> WHAT IS BEING ASKED: Assemble all lines in which the string "JSON" appears.

> RECORDS FOR PROCESSING:
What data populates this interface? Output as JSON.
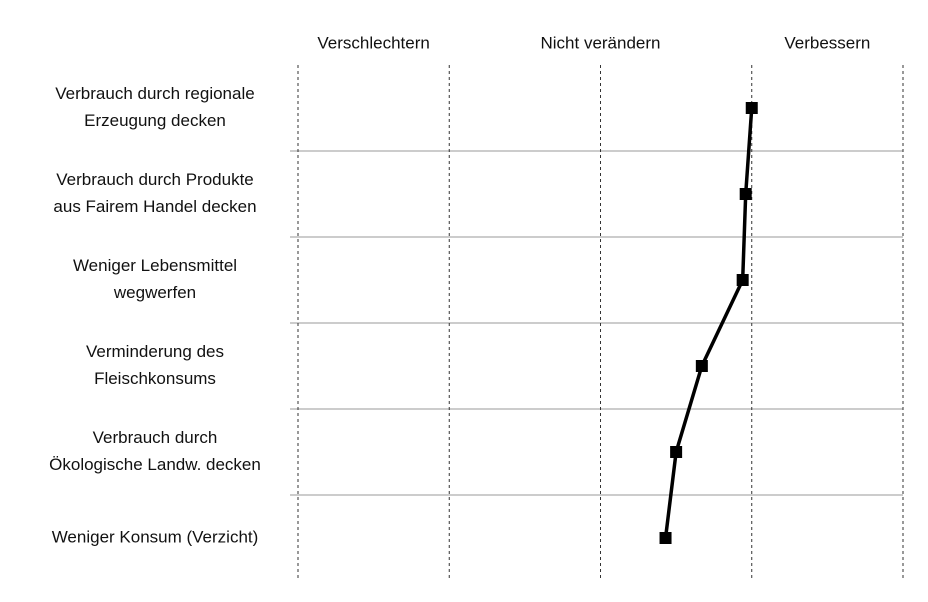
{
  "chart_data": {
    "type": "line",
    "categories": [
      [
        "Verbrauch durch regionale",
        "Erzeugung decken"
      ],
      [
        "Verbrauch durch Produkte",
        "aus Fairem Handel decken"
      ],
      [
        "Weniger Lebensmittel",
        "wegwerfen"
      ],
      [
        "Verminderung des",
        "Fleischkonsums"
      ],
      [
        "Verbrauch durch",
        "Ökologische Landw. decken"
      ],
      [
        "Weniger Konsum (Verzicht)"
      ]
    ],
    "values": [
      1.0,
      0.96,
      0.94,
      0.67,
      0.5,
      0.43
    ],
    "color": "#000000",
    "xlim": [
      -2,
      2
    ],
    "xticks": [
      {
        "value": -1.5,
        "label": "Verschlechtern"
      },
      {
        "value": 0,
        "label": "Nicht verändern"
      },
      {
        "value": 1.5,
        "label": "Verbessern"
      }
    ],
    "x_gridlines": [
      -2,
      -1,
      0,
      1,
      2
    ],
    "grid": true
  }
}
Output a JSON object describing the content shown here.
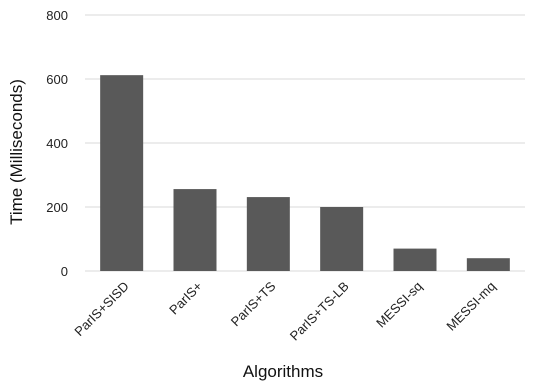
{
  "chart_data": {
    "type": "bar",
    "title": "",
    "xlabel": "Algorithms",
    "ylabel": "Time (Milliseconds)",
    "categories": [
      "ParIS+SISD",
      "ParIS+",
      "ParIS+TS",
      "ParIS+TS-LB",
      "MESSI-sq",
      "MESSI-mq"
    ],
    "values": [
      612,
      256,
      231,
      200,
      70,
      40
    ],
    "ylim": [
      0,
      800
    ],
    "yticks": [
      0,
      200,
      400,
      600,
      800
    ],
    "grid": true,
    "legend": "none",
    "colors": {
      "bar": "#595959",
      "grid": "#d9d9d9"
    }
  }
}
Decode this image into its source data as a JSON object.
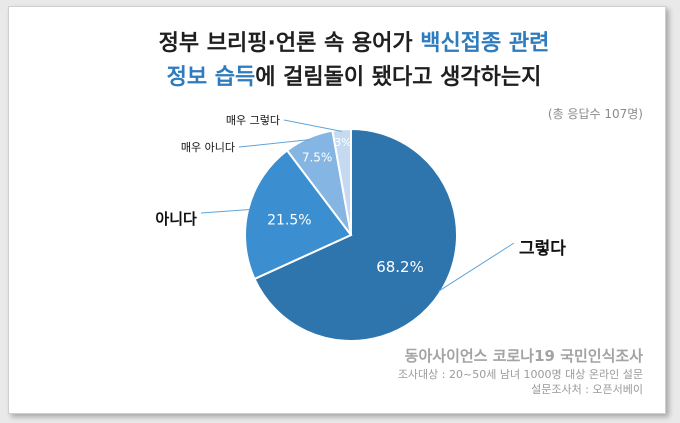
{
  "title": {
    "line1_plain": "정부 브리핑·언론 속 용어가 ",
    "line1_highlight": "백신접종 관련",
    "line2_highlight": "정보 습득",
    "line2_plain": "에 걸림돌이 됐다고 생각하는지"
  },
  "total_note": "(총 응답수 107명)",
  "footer": {
    "source": "동아사이언스 코로나19 국민인식조사",
    "target": "조사대상 : 20~50세 남녀 1000명 대상 온라인 설문",
    "agency": "설문조사처 : 오픈서베이"
  },
  "chart_data": {
    "type": "pie",
    "slices": [
      {
        "label": "그렇다",
        "value": 68.2,
        "value_label": "68.2%",
        "color": "#2e74ad"
      },
      {
        "label": "아니다",
        "value": 21.5,
        "value_label": "21.5%",
        "color": "#3b8fd0"
      },
      {
        "label": "매우 아니다",
        "value": 7.5,
        "value_label": "7.5%",
        "color": "#85b6e3"
      },
      {
        "label": "매우 그렇다",
        "value": 2.8,
        "value_label": "3%",
        "color": "#c5daf0"
      }
    ],
    "title": "",
    "legend": "none"
  }
}
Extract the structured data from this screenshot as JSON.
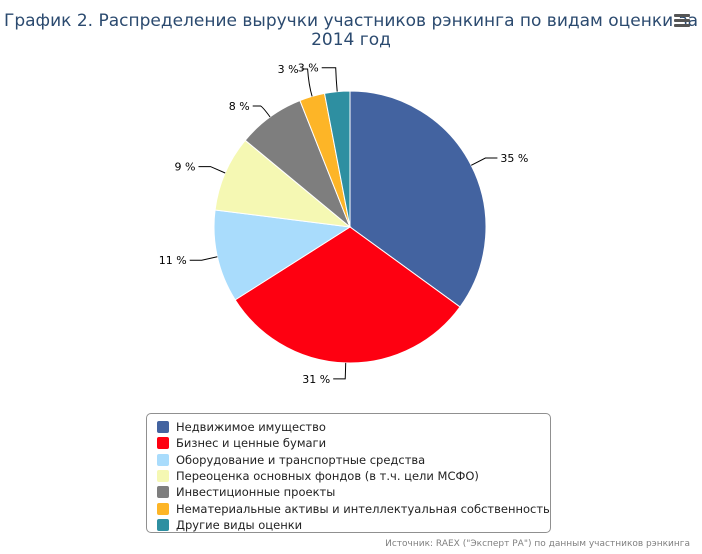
{
  "chart": {
    "title_lines": [
      "График 2. Распределение выручки участников рэнкинга по видам оценки за",
      "2014 год"
    ],
    "menu_icon": "hamburger-menu-icon",
    "credits": "Источник: RAEX (\"Эксперт РА\") по данным участников рэнкинга"
  },
  "chart_data": {
    "type": "pie",
    "title": "График 2. Распределение выручки участников рэнкинга по видам оценки за 2014 год",
    "legend_position": "bottom",
    "slices": [
      {
        "name": "Недвижимое имущество",
        "value": 35,
        "label": "35 %",
        "color": "#4363a0"
      },
      {
        "name": "Бизнес и ценные бумаги",
        "value": 31,
        "label": "31 %",
        "color": "#fe0011"
      },
      {
        "name": "Оборудование и транспортные средства",
        "value": 11,
        "label": "11 %",
        "color": "#a9dcfc"
      },
      {
        "name": "Переоценка основных фондов (в т.ч. цели МСФО)",
        "value": 9,
        "label": "9 %",
        "color": "#f5f8b3"
      },
      {
        "name": "Инвестиционные проекты",
        "value": 8,
        "label": "8 %",
        "color": "#7e7e7e"
      },
      {
        "name": "Нематериальные активы и интеллектуальная собственность",
        "value": 3,
        "label": "3 %",
        "color": "#fdb527"
      },
      {
        "name": "Другие виды оценки",
        "value": 3,
        "label": "3 %",
        "color": "#2e8fa1"
      }
    ]
  }
}
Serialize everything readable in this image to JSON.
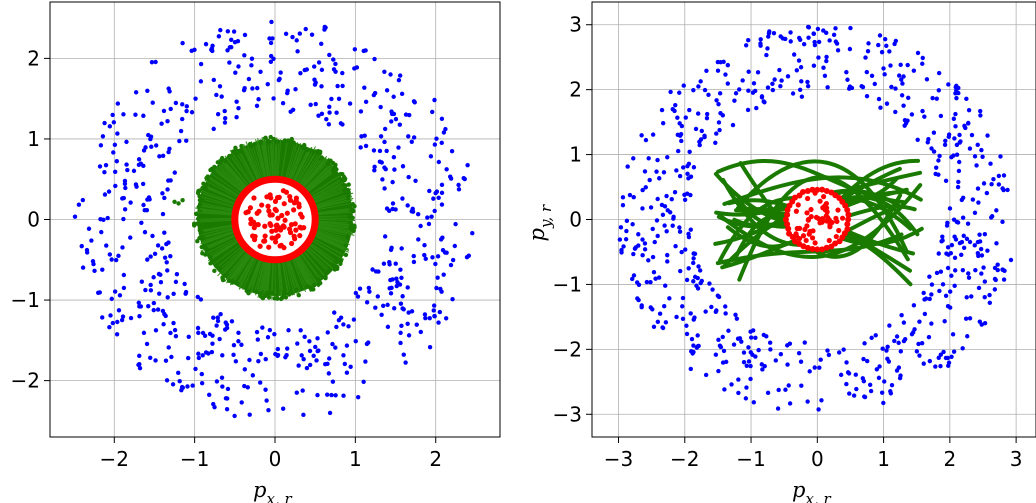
{
  "chart_data": [
    {
      "type": "scatter",
      "title": "",
      "xlabel": "p_{x,r}",
      "xlabel_base": "p",
      "xlabel_sub": "x, r",
      "ylabel": "",
      "xlim": [
        -2.8,
        2.8
      ],
      "ylim": [
        -2.7,
        2.7
      ],
      "xticks": [
        -2,
        -1,
        0,
        1,
        2
      ],
      "yticks": [
        -2,
        -1,
        0,
        1,
        2
      ],
      "xtick_labels": [
        "−2",
        "−1",
        "0",
        "1",
        "2"
      ],
      "ytick_labels": [
        "−2",
        "−1",
        "0",
        "1",
        "2"
      ],
      "grid": true,
      "series": [
        {
          "color": "#0000ff",
          "marker": "dot",
          "shape": "annulus",
          "r_inner": 1.35,
          "r_outer": 2.5,
          "count": 620
        },
        {
          "color": "#1a7a00",
          "marker": "dense-disk",
          "center": [
            0.0,
            0.02
          ],
          "radius": 1.0,
          "stray_points": [
            [
              -1.25,
              0.22
            ],
            [
              -1.2,
              0.2
            ],
            [
              -1.15,
              0.24
            ]
          ]
        },
        {
          "color": "#ff0000",
          "marker": "ring",
          "center": [
            0.0,
            0.0
          ],
          "radius": 0.5
        },
        {
          "color": "#ff0000",
          "marker": "dot",
          "shape": "disk",
          "radius": 0.38,
          "count": 80
        }
      ]
    },
    {
      "type": "scatter",
      "title": "",
      "xlabel": "p_{x,r}",
      "xlabel_base": "p",
      "xlabel_sub": "x, r",
      "ylabel": "p_{y,r}",
      "ylabel_base": "p",
      "ylabel_sub": "y, r",
      "xlim": [
        -3.4,
        3.3
      ],
      "ylim": [
        -3.35,
        3.35
      ],
      "xticks": [
        -3,
        -2,
        -1,
        0,
        1,
        2,
        3
      ],
      "yticks": [
        -3,
        -2,
        -1,
        0,
        1,
        2,
        3
      ],
      "xtick_labels": [
        "−3",
        "−2",
        "−1",
        "0",
        "1",
        "2",
        "3"
      ],
      "ytick_labels": [
        "−3",
        "−2",
        "−1",
        "0",
        "1",
        "2",
        "3"
      ],
      "grid": true,
      "series": [
        {
          "color": "#0000ff",
          "marker": "dot",
          "shape": "annulus",
          "r_inner": 1.9,
          "r_outer": 3.0,
          "count": 650
        },
        {
          "color": "#1a7a00",
          "marker": "trajectories",
          "count": 22,
          "x_range": [
            -1.6,
            1.6
          ],
          "y_range": [
            -1.1,
            1.25
          ]
        },
        {
          "color": "#ff0000",
          "marker": "dot",
          "shape": "disk-with-ring",
          "radius": 0.48,
          "count": 90
        }
      ]
    }
  ]
}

> FINISHED ANSWER:
What data populates this interface? Output as JSON.
Output a JSON object describing the content shown here.
Decode this image into its source data as a JSON object.
Extract the structured data from this screenshot as JSON.
Serialize everything readable in this image to JSON.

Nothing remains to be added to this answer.